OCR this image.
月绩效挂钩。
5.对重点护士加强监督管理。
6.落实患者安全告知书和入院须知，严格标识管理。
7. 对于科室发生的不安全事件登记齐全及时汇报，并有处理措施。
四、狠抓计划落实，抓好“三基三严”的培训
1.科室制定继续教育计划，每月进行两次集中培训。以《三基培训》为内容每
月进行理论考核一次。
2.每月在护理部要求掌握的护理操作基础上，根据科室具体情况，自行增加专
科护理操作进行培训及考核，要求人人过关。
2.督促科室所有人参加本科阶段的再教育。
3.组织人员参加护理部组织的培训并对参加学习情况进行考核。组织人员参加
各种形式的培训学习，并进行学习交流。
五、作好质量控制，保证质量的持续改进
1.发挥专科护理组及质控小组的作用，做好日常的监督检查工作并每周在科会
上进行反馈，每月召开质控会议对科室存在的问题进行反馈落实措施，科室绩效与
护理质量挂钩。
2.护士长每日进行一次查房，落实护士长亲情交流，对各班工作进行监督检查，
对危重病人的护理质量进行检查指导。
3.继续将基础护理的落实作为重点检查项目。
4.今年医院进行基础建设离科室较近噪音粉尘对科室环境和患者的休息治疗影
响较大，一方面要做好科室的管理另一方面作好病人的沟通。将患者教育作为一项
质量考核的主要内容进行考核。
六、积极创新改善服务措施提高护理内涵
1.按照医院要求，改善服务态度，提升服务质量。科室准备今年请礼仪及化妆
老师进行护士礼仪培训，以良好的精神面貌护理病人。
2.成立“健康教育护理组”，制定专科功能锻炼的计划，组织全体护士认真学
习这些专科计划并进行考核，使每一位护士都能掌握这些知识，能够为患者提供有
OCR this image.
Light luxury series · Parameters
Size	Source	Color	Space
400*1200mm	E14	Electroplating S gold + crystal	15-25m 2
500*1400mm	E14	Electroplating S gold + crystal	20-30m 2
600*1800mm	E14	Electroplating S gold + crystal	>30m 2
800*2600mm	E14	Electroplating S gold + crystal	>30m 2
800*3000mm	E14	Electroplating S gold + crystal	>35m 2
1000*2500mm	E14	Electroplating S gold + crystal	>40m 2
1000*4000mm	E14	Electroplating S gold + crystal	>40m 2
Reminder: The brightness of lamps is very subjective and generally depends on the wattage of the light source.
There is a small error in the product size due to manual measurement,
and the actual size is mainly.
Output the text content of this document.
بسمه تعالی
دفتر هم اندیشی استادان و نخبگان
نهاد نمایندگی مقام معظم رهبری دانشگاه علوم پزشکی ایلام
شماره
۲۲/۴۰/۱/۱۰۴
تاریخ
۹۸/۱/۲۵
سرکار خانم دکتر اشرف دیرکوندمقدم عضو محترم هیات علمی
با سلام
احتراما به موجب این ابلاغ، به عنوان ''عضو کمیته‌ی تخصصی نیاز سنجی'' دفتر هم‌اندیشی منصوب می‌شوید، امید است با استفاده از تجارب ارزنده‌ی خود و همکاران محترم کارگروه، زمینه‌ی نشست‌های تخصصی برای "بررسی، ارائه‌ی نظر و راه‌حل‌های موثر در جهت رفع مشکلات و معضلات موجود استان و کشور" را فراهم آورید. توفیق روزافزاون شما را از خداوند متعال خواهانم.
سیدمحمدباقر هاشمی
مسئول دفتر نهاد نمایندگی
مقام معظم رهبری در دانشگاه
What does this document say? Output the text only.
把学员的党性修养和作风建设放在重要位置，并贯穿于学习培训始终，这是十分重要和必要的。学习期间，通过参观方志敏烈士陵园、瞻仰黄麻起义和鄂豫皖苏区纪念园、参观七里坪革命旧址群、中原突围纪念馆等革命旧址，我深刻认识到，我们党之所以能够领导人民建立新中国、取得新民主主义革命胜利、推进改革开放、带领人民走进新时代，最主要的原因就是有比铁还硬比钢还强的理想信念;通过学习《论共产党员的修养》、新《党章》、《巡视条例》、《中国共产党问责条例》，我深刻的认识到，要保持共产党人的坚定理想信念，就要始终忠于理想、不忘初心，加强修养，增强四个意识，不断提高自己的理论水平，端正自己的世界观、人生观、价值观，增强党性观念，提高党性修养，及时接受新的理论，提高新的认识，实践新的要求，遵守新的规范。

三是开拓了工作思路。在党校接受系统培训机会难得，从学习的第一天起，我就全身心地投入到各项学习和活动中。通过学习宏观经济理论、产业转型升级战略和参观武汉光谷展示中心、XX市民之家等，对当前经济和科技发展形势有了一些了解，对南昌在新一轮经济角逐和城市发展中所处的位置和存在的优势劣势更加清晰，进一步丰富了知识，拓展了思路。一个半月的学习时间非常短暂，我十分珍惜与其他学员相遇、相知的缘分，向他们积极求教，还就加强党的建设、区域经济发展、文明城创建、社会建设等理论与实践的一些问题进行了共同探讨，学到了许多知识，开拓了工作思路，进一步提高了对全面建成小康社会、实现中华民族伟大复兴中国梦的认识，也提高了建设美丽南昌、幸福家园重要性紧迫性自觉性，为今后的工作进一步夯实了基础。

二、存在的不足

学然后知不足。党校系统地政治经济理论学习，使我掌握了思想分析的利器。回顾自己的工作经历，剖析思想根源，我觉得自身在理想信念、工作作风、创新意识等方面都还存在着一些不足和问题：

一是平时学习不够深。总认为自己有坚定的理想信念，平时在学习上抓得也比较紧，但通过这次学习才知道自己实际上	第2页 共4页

Written task:
Exactly as written, please output every entry.

Correct answer:
OCR this image.
月绩效挂钩。
5.对重点护士加强监督管理。
6.落实患者安全告知书和入院须知，严格标识管理。
7. 对于科室发生的不安全事件登记齐全及时汇报，并有处理措施。
四、狠抓计划落实，抓好“三基三严”的培训
1.科室制定继续教育计划，每月进行两次集中培训。以《三基培训》为内容每
月进行理论考核一次。
2.每月在护理部要求掌握的护理操作基础上，根据科室具体情况，自行增加专
科护理操作进行培训及考核，要求人人过关。
2.督促科室所有人参加本科阶段的再教育。
3.组织人员参加护理部组织的培训并对参加学习情况进行考核。组织人员参加
各种形式的培训学习，并进行学习交流。
五、作好质量控制，保证质量的持续改进
1.发挥专科护理组及质控小组的作用，做好日常的监督检查工作并每周在科会
上进行反馈，每月召开质控会议对科室存在的问题进行反馈落实措施，科室绩效与
护理质量挂钩。
2.护士长每日进行一次查房，落实护士长亲情交流，对各班工作进行监督检查，
对危重病人的护理质量进行检查指导。
3.继续将基础护理的落实作为重点检查项目。
4.今年医院进行基础建设离科室较近噪音粉尘对科室环境和患者的休息治疗影
响较大，一方面要做好科室的管理另一方面作好病人的沟通。将患者教育作为一项
质量考核的主要内容进行考核。
六、积极创新改善服务措施提高护理内涵
1.按照医院要求，改善服务态度，提升服务质量。科室准备今年请礼仪及化妆
老师进行护士礼仪培训，以良好的精神面貌护理病人。
2.成立“健康教育护理组”，制定专科功能锻炼的计划，组织全体护士认真学
习这些专科计划并进行考核，使每一位护士都能掌握这些知识，能够为患者提供有
OCR this image.
Light luxury series · Parameters
Size	Source	Color	Space
400*1200mm	E14	Electroplating S gold + crystal	15-25m 2
500*1400mm	E14	Electroplating S gold + crystal	20-30m 2
600*1800mm	E14	Electroplating S gold + crystal	>30m 2
800*2600mm	E14	Electroplating S gold + crystal	>30m 2
800*3000mm	E14	Electroplating S gold + crystal	>35m 2
1000*2500mm	E14	Electroplating S gold + crystal	>40m 2
1000*4000mm	E14	Electroplating S gold + crystal	>40m 2
Reminder: The brightness of lamps is very subjective and generally depends on the wattage of the light source.
There is a small error in the product size due to manual measurement,
and the actual size is mainly.
Output the text content of this document.
بسمه تعالی
دفتر هم اندیشی استادان و نخبگان
نهاد نمایندگی مقام معظم رهبری دانشگاه علوم پزشکی ایلام
شماره
۲۲/۴۰/۱/۱۰۴
تاریخ
۹۸/۱/۲۵
سرکار خانم دکتر اشرف دیرکوندمقدم عضو محترم هیات علمی
با سلام
احتراما به موجب این ابلاغ، به عنوان ''عضو کمیته‌ی تخصصی نیاز سنجی'' دفتر هم‌اندیشی منصوب می‌شوید، امید است با استفاده از تجارب ارزنده‌ی خود و همکاران محترم کارگروه، زمینه‌ی نشست‌های تخصصی برای "بررسی، ارائه‌ی نظر و راه‌حل‌های موثر در جهت رفع مشکلات و معضلات موجود استان و کشور" را فراهم آورید. توفیق روزافزاون شما را از خداوند متعال خواهانم.
سیدمحمدباقر هاشمی
مسئول دفتر نهاد نمایندگی
مقام معظم رهبری در دانشگاه
What does this document say? Output the text only.
把学员的党性修养和作风建设放在重要位置，并贯穿于学习培训始终，这是十分重要和必要的。学习期间，通过参观方志敏烈士陵园、瞻仰黄麻起义和鄂豫皖苏区纪念园、参观七里坪革命旧址群、中原突围纪念馆等革命旧址，我深刻认识到，我们党之所以能够领导人民建立新中国、取得新民主主义革命胜利、推进改革开放、带领人民走进新时代，最主要的原因就是有比铁还硬比钢还强的理想信念;通过学习《论共产党员的修养》、新《党章》、《巡视条例》、《中国共产党问责条例》，我深刻的认识到，要保持共产党人的坚定理想信念，就要始终忠于理想、不忘初心，加强修养，增强四个意识，不断提高自己的理论水平，端正自己的世界观、人生观、价值观，增强党性观念，提高党性修养，及时接受新的理论，提高新的认识，实践新的要求，遵守新的规范。

三是开拓了工作思路。在党校接受系统培训机会难得，从学习的第一天起，我就全身心地投入到各项学习和活动中。通过学习宏观经济理论、产业转型升级战略和参观武汉光谷展示中心、XX市民之家等，对当前经济和科技发展形势有了一些了解，对南昌在新一轮经济角逐和城市发展中所处的位置和存在的优势劣势更加清晰，进一步丰富了知识，拓展了思路。一个半月的学习时间非常短暂，我十分珍惜与其他学员相遇、相知的缘分，向他们积极求教，还就加强党的建设、区域经济发展、文明城创建、社会建设等理论与实践的一些问题进行了共同探讨，学到了许多知识，开拓了工作思路，进一步提高了对全面建成小康社会、实现中华民族伟大复兴中国梦的认识，也提高了建设美丽南昌、幸福家园重要性紧迫性自觉性，为今后的工作进一步夯实了基础。

二、存在的不足

学然后知不足。党校系统地政治经济理论学习，使我掌握了思想分析的利器。回顾自己的工作经历，剖析思想根源，我觉得自身在理想信念、工作作风、创新意识等方面都还存在着一些不足和问题：

一是平时学习不够深。总认为自己有坚定的理想信念，平时在学习上抓得也比较紧，但通过这次学习才知道自己实际上	第2页 共4页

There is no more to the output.